REQUIRED WORK: Could you print all the entries exactly?

# Start of DATASET ENTRIES

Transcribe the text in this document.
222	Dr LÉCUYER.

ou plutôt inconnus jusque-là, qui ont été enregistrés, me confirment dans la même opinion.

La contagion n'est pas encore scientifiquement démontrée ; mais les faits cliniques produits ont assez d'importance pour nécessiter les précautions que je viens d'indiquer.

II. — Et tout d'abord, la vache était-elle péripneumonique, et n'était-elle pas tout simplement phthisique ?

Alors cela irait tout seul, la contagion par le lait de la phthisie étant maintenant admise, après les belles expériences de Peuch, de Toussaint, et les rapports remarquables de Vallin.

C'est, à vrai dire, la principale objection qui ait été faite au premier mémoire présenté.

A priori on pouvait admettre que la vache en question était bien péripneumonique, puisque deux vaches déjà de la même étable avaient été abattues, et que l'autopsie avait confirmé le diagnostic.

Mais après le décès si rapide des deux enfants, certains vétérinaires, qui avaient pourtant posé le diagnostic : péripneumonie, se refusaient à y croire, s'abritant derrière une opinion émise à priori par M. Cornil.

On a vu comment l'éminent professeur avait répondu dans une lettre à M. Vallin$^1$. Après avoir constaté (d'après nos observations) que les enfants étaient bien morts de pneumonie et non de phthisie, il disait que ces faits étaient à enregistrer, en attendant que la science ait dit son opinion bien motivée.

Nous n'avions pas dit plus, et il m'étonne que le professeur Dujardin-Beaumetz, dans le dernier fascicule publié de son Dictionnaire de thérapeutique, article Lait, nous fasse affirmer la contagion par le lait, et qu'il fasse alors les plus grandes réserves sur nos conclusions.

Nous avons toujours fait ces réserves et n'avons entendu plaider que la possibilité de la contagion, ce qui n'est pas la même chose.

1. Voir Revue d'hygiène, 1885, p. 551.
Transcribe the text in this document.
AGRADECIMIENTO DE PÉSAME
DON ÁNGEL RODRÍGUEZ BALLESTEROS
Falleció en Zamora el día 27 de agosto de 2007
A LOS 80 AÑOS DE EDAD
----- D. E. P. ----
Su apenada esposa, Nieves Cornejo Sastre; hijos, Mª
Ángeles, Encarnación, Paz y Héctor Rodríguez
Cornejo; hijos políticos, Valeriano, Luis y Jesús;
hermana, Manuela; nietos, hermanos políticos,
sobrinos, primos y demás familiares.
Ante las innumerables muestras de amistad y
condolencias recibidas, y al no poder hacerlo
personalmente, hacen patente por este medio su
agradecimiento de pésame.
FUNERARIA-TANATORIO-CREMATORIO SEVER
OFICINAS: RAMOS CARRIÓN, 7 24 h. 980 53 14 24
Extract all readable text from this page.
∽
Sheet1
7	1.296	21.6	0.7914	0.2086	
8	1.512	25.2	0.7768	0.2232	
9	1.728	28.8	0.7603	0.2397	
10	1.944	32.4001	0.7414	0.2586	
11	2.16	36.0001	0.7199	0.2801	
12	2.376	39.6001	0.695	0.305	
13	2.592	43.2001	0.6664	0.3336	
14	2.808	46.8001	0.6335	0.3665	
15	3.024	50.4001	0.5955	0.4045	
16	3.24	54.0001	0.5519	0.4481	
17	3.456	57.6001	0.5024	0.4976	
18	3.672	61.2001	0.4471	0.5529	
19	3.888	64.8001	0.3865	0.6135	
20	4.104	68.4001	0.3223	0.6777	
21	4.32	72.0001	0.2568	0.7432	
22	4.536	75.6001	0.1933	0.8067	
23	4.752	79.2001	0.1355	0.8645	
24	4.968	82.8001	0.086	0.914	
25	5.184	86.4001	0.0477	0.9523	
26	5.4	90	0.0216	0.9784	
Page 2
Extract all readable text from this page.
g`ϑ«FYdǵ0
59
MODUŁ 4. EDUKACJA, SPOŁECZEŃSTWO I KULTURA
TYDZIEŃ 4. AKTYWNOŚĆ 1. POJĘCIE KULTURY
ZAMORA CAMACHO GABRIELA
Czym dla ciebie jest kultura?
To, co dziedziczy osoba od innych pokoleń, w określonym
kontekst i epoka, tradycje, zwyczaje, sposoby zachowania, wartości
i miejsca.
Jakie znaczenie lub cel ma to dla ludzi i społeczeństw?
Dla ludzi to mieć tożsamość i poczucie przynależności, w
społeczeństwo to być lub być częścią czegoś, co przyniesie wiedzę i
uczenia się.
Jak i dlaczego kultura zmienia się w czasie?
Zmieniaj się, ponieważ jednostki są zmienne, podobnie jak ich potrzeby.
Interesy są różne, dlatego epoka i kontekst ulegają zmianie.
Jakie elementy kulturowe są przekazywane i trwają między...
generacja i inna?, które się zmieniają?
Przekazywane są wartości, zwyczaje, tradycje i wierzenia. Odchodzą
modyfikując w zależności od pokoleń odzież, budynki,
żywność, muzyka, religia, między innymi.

# End of DATASET ENTRIES

WRITTEN ANSWER:
Transcribe the text in this document.
222	Dr LÉCUYER.

ou plutôt inconnus jusque-là, qui ont été enregistrés, me confirment dans la même opinion.

La contagion n'est pas encore scientifiquement démontrée ; mais les faits cliniques produits ont assez d'importance pour nécessiter les précautions que je viens d'indiquer.

II. — Et tout d'abord, la vache était-elle péripneumonique, et n'était-elle pas tout simplement phthisique ?

Alors cela irait tout seul, la contagion par le lait de la phthisie étant maintenant admise, après les belles expériences de Peuch, de Toussaint, et les rapports remarquables de Vallin.

C'est, à vrai dire, la principale objection qui ait été faite au premier mémoire présenté.

A priori on pouvait admettre que la vache en question était bien péripneumonique, puisque deux vaches déjà de la même étable avaient été abattues, et que l'autopsie avait confirmé le diagnostic.

Mais après le décès si rapide des deux enfants, certains vétérinaires, qui avaient pourtant posé le diagnostic : péripneumonie, se refusaient à y croire, s'abritant derrière une opinion émise à priori par M. Cornil.

On a vu comment l'éminent professeur avait répondu dans une lettre à M. Vallin$^1$. Après avoir constaté (d'après nos observations) que les enfants étaient bien morts de pneumonie et non de phthisie, il disait que ces faits étaient à enregistrer, en attendant que la science ait dit son opinion bien motivée.

Nous n'avions pas dit plus, et il m'étonne que le professeur Dujardin-Beaumetz, dans le dernier fascicule publié de son Dictionnaire de thérapeutique, article Lait, nous fasse affirmer la contagion par le lait, et qu'il fasse alors les plus grandes réserves sur nos conclusions.

Nous avons toujours fait ces réserves et n'avons entendu plaider que la possibilité de la contagion, ce qui n'est pas la même chose.

1. Voir Revue d'hygiène, 1885, p. 551.
Transcribe the text in this document.
AGRADECIMIENTO DE PÉSAME
DON ÁNGEL RODRÍGUEZ BALLESTEROS
Falleció en Zamora el día 27 de agosto de 2007
A LOS 80 AÑOS DE EDAD
----- D. E. P. ----
Su apenada esposa, Nieves Cornejo Sastre; hijos, Mª
Ángeles, Encarnación, Paz y Héctor Rodríguez
Cornejo; hijos políticos, Valeriano, Luis y Jesús;
hermana, Manuela; nietos, hermanos políticos,
sobrinos, primos y demás familiares.
Ante las innumerables muestras de amistad y
condolencias recibidas, y al no poder hacerlo
personalmente, hacen patente por este medio su
agradecimiento de pésame.
FUNERARIA-TANATORIO-CREMATORIO SEVER
OFICINAS: RAMOS CARRIÓN, 7 24 h. 980 53 14 24
Extract all readable text from this page.
∽
Sheet1
7	1.296	21.6	0.7914	0.2086	
8	1.512	25.2	0.7768	0.2232	
9	1.728	28.8	0.7603	0.2397	
10	1.944	32.4001	0.7414	0.2586	
11	2.16	36.0001	0.7199	0.2801	
12	2.376	39.6001	0.695	0.305	
13	2.592	43.2001	0.6664	0.3336	
14	2.808	46.8001	0.6335	0.3665	
15	3.024	50.4001	0.5955	0.4045	
16	3.24	54.0001	0.5519	0.4481	
17	3.456	57.6001	0.5024	0.4976	
18	3.672	61.2001	0.4471	0.5529	
19	3.888	64.8001	0.3865	0.6135	
20	4.104	68.4001	0.3223	0.6777	
21	4.32	72.0001	0.2568	0.7432	
22	4.536	75.6001	0.1933	0.8067	
23	4.752	79.2001	0.1355	0.8645	
24	4.968	82.8001	0.086	0.914	
25	5.184	86.4001	0.0477	0.9523	
26	5.4	90	0.0216	0.9784	
Page 2
Extract all readable text from this page.
g`ϑ«FYdǵ0
59
MODUŁ 4. EDUKACJA, SPOŁECZEŃSTWO I KULTURA
TYDZIEŃ 4. AKTYWNOŚĆ 1. POJĘCIE KULTURY
ZAMORA CAMACHO GABRIELA
Czym dla ciebie jest kultura?
To, co dziedziczy osoba od innych pokoleń, w określonym
kontekst i epoka, tradycje, zwyczaje, sposoby zachowania, wartości
i miejsca.
Jakie znaczenie lub cel ma to dla ludzi i społeczeństw?
Dla ludzi to mieć tożsamość i poczucie przynależności, w
społeczeństwo to być lub być częścią czegoś, co przyniesie wiedzę i
uczenia się.
Jak i dlaczego kultura zmienia się w czasie?
Zmieniaj się, ponieważ jednostki są zmienne, podobnie jak ich potrzeby.
Interesy są różne, dlatego epoka i kontekst ulegają zmianie.
Jakie elementy kulturowe są przekazywane i trwają między...
generacja i inna?, które się zmieniają?
Przekazywane są wartości, zwyczaje, tradycje i wierzenia. Odchodzą
modyfikując w zależności od pokoleń odzież, budynki,
żywność, muzyka, religia, między innymi.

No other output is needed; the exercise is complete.